_Task requirements_
Copy out all lines in the data below containing the string "deta".

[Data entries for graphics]
##############################

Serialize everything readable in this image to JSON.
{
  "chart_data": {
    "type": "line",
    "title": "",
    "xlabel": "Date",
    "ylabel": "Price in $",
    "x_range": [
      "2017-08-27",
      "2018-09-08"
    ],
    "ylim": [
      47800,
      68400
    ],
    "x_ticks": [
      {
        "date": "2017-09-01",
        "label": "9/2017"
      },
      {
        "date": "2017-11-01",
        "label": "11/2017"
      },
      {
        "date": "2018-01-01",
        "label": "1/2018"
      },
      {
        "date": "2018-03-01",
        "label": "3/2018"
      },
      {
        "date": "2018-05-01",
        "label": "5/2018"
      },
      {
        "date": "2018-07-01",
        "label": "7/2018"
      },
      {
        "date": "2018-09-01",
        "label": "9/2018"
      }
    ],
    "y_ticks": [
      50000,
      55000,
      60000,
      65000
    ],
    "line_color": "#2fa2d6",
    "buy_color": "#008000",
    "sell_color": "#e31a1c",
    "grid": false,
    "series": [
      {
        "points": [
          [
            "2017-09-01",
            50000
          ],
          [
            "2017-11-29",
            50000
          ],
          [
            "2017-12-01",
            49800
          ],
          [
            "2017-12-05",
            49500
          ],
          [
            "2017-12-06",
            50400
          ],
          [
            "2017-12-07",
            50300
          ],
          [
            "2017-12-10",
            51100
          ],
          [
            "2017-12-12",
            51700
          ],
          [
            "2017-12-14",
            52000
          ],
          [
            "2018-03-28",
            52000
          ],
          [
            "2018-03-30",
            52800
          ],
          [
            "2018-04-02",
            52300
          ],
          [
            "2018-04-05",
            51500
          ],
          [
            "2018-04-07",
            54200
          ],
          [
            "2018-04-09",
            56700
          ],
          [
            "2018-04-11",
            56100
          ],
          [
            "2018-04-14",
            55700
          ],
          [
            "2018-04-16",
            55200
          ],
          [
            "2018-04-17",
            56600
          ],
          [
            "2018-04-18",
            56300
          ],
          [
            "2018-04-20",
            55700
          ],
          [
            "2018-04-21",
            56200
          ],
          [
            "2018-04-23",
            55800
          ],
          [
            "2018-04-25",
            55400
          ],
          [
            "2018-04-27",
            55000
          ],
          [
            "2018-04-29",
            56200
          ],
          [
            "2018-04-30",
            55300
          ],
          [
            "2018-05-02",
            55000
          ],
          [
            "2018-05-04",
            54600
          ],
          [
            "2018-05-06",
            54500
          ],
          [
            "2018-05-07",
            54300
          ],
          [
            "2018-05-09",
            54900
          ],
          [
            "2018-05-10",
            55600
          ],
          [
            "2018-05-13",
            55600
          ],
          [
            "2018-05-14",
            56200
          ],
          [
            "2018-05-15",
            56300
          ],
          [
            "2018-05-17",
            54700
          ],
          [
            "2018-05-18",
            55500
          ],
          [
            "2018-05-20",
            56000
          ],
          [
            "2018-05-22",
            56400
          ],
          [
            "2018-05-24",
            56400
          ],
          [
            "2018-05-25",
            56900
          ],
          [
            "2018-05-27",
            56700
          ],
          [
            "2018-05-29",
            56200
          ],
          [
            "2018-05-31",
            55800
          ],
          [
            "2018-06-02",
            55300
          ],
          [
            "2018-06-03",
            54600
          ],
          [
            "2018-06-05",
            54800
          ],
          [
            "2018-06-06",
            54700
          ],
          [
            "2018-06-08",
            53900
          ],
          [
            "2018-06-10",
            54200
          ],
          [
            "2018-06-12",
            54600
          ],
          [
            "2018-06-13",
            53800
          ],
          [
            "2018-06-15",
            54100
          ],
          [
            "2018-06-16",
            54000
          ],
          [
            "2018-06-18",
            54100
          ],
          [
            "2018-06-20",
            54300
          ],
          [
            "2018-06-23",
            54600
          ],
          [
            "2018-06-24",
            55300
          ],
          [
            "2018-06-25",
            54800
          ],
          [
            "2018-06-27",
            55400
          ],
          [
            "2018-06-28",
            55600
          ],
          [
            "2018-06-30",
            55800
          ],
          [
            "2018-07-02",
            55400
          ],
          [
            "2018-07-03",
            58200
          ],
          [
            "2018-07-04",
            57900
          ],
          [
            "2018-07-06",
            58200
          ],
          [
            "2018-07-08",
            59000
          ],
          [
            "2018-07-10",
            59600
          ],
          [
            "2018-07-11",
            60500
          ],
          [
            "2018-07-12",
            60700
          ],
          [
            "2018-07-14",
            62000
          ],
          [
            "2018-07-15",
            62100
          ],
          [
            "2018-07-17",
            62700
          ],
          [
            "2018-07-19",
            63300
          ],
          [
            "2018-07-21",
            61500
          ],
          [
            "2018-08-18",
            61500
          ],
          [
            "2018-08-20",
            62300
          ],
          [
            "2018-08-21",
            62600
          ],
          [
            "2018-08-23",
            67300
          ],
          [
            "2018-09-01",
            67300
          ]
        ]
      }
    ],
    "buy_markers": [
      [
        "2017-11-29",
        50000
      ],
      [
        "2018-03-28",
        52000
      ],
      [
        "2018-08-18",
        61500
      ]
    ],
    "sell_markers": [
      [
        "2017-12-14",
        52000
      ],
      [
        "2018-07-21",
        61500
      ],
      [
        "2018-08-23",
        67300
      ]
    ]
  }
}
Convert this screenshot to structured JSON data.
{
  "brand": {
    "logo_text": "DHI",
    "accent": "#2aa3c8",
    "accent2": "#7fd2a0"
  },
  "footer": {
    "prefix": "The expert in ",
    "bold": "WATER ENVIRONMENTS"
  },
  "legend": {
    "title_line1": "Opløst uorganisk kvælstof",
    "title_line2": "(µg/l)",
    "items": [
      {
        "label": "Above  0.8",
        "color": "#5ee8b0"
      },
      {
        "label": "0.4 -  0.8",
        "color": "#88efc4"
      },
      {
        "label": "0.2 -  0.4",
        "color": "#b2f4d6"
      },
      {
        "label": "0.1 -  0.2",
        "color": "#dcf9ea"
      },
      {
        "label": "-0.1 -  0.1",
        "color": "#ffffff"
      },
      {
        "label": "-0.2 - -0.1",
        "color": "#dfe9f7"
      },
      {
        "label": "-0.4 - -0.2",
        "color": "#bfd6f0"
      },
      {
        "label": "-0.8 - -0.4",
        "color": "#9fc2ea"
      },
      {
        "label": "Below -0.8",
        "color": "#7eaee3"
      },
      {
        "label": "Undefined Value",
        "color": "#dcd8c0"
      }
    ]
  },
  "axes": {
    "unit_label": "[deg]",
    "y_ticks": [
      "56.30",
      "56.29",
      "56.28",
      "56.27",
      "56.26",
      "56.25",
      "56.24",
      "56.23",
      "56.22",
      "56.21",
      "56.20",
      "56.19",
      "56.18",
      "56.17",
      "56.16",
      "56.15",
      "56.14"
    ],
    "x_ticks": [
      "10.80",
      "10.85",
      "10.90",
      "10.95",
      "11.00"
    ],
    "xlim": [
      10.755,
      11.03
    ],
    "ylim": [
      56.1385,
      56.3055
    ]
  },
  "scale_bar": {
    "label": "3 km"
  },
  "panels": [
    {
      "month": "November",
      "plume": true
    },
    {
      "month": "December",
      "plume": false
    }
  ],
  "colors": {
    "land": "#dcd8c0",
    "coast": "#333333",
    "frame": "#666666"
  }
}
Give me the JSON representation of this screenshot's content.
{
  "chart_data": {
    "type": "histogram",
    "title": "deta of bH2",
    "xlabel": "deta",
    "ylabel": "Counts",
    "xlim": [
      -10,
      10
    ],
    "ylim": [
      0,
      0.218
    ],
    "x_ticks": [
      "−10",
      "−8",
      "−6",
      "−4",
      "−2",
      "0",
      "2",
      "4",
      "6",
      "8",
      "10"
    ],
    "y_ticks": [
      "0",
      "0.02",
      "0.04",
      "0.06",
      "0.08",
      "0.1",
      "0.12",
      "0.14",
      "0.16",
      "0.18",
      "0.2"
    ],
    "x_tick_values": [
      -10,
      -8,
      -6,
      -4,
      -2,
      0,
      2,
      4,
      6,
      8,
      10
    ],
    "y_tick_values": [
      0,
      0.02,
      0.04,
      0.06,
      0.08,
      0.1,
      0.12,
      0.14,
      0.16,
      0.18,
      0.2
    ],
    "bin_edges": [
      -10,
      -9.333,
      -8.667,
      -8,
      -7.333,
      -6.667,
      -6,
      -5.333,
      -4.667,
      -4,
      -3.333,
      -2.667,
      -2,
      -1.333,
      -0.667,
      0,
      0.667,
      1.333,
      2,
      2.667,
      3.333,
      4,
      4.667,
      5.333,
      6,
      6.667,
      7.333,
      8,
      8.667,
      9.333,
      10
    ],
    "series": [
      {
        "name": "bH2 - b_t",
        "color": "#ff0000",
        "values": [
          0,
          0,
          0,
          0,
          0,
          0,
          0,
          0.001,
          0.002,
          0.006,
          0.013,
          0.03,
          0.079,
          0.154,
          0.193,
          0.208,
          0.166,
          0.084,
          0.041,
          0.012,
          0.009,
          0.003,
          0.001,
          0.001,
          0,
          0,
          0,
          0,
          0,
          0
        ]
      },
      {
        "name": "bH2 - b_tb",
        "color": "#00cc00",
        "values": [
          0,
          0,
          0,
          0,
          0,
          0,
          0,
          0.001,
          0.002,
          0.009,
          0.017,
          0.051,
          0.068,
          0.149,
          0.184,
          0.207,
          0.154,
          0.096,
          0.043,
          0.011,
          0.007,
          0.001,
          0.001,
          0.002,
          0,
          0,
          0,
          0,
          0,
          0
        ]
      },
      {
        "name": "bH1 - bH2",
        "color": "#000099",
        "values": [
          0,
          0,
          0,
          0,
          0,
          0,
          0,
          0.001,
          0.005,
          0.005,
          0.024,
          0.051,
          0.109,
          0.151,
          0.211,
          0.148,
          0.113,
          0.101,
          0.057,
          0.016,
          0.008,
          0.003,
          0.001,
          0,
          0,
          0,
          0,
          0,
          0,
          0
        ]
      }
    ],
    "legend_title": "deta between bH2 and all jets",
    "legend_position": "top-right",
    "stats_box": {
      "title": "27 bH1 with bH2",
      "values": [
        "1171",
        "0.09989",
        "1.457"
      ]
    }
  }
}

##############################

_Result of this exercise_
    "title": "deta of bH2",
    "xlabel": "deta",
    "legend_title": "deta between bH2 and all jets",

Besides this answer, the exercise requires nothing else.